[Collected data entries]
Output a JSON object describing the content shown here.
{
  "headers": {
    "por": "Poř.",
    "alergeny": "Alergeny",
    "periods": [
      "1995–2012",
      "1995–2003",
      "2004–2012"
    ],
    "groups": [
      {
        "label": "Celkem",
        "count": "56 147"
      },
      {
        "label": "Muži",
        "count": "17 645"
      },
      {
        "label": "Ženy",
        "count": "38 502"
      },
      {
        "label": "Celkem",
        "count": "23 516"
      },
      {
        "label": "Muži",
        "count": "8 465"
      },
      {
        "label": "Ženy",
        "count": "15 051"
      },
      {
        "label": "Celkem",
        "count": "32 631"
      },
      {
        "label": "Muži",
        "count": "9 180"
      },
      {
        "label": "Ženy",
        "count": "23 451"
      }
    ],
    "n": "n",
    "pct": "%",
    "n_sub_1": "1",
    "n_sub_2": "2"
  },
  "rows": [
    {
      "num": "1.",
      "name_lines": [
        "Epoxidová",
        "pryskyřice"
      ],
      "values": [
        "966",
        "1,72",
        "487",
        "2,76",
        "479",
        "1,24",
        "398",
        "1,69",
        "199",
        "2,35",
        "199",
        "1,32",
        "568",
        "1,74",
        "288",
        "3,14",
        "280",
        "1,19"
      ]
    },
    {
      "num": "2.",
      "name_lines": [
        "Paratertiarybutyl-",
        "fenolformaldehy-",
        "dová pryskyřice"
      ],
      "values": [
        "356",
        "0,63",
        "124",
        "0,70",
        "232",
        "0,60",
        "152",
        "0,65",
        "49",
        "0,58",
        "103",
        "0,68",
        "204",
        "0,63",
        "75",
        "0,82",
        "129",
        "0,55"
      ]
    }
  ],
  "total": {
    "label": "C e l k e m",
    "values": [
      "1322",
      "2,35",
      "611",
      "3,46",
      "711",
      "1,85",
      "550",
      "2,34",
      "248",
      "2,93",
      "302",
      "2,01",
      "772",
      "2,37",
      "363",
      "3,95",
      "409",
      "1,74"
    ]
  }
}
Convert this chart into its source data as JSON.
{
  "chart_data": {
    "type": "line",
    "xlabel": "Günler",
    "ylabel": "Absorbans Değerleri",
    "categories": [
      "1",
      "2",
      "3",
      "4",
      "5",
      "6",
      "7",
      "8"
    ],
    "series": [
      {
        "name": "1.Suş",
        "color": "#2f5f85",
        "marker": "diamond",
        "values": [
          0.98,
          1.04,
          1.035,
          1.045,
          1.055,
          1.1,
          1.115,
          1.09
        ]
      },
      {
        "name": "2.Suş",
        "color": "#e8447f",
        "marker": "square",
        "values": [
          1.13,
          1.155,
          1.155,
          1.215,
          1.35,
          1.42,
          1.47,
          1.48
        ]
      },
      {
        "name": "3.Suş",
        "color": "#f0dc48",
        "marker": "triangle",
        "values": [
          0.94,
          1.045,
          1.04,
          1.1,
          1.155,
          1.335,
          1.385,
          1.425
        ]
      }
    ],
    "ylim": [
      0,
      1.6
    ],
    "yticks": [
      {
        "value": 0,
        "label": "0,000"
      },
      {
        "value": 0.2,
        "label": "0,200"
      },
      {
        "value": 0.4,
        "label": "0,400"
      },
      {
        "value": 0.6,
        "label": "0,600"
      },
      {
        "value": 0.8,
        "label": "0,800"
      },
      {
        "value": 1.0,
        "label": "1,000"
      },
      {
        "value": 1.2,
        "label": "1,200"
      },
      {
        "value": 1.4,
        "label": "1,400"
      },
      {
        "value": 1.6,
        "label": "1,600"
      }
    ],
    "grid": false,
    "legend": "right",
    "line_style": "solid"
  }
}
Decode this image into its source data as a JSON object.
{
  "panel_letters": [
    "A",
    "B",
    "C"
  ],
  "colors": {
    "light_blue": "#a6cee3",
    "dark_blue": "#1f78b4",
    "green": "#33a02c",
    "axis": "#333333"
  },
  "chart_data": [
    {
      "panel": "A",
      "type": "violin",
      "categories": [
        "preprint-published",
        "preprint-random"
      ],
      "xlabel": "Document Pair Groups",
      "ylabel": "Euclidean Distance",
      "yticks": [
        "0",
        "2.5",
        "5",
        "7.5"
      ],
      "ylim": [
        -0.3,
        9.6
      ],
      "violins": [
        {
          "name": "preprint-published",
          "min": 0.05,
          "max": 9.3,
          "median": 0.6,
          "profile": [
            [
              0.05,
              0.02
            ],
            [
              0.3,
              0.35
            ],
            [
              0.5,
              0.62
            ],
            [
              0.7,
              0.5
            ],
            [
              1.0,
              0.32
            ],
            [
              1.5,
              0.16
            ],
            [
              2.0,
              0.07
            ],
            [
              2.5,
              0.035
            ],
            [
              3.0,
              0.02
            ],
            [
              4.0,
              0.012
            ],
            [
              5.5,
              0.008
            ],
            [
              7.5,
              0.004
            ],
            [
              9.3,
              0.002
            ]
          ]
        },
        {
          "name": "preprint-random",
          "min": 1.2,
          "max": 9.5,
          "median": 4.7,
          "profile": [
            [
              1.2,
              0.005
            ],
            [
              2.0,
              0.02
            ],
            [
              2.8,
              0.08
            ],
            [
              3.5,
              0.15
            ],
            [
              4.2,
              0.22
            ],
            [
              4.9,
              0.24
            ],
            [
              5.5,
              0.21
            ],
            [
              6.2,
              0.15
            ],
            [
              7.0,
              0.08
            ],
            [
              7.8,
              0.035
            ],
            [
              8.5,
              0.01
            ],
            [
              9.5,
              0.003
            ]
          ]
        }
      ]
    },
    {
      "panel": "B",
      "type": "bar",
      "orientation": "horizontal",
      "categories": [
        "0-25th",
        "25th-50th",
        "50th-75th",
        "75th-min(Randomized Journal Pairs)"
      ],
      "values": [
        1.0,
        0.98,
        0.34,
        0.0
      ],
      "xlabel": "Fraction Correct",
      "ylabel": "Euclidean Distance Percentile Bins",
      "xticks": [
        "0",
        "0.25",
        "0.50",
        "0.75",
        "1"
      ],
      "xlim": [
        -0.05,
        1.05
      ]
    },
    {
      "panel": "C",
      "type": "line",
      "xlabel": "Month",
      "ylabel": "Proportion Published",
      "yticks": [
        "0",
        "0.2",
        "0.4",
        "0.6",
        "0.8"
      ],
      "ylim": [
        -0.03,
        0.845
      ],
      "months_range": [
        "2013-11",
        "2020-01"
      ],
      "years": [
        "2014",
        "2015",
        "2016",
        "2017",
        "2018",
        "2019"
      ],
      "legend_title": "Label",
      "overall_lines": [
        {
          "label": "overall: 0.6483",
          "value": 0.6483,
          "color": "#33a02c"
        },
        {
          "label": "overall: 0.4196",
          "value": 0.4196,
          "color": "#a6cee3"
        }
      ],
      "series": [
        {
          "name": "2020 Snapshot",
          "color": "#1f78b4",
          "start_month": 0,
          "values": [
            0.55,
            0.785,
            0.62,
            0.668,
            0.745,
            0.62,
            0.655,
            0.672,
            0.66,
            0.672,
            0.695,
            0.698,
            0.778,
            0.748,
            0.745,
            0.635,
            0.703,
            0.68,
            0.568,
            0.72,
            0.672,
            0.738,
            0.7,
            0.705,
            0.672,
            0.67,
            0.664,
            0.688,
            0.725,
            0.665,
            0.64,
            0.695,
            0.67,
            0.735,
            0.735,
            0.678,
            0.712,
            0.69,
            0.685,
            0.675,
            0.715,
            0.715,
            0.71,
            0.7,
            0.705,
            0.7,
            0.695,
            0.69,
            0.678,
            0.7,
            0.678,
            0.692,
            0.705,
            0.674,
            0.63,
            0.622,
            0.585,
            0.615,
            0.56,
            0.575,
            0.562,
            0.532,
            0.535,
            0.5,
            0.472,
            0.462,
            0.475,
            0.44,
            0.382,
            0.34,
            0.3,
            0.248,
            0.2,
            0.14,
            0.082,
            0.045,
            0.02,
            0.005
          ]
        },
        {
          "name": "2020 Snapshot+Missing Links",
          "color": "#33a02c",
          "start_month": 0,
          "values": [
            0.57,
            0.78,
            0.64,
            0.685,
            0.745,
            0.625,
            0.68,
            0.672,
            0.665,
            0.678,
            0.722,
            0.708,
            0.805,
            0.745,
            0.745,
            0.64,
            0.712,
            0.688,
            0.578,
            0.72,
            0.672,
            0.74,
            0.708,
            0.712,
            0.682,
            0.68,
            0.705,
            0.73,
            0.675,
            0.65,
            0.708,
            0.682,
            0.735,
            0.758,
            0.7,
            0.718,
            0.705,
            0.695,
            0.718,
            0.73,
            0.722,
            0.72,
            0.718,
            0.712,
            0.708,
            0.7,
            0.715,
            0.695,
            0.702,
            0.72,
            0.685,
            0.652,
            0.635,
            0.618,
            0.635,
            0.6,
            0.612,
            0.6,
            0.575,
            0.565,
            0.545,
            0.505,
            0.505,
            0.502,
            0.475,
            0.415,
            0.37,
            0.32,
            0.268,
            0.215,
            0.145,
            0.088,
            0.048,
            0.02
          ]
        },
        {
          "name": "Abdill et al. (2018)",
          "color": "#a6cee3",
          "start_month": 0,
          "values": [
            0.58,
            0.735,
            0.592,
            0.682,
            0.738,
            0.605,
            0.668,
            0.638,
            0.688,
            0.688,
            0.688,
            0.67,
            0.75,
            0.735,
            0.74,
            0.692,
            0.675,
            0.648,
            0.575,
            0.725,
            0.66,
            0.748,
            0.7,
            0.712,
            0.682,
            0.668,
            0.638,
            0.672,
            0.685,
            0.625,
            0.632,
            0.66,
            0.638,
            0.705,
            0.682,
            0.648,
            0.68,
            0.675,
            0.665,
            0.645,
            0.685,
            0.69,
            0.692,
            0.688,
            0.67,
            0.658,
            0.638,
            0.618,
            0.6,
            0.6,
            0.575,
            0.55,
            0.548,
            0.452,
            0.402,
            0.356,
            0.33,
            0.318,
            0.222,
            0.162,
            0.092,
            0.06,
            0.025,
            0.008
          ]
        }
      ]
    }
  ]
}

WRITTEN PROBLEM:
Count the lines that hold the string "ylabel", and reply with that number alone.

ANSWER:
4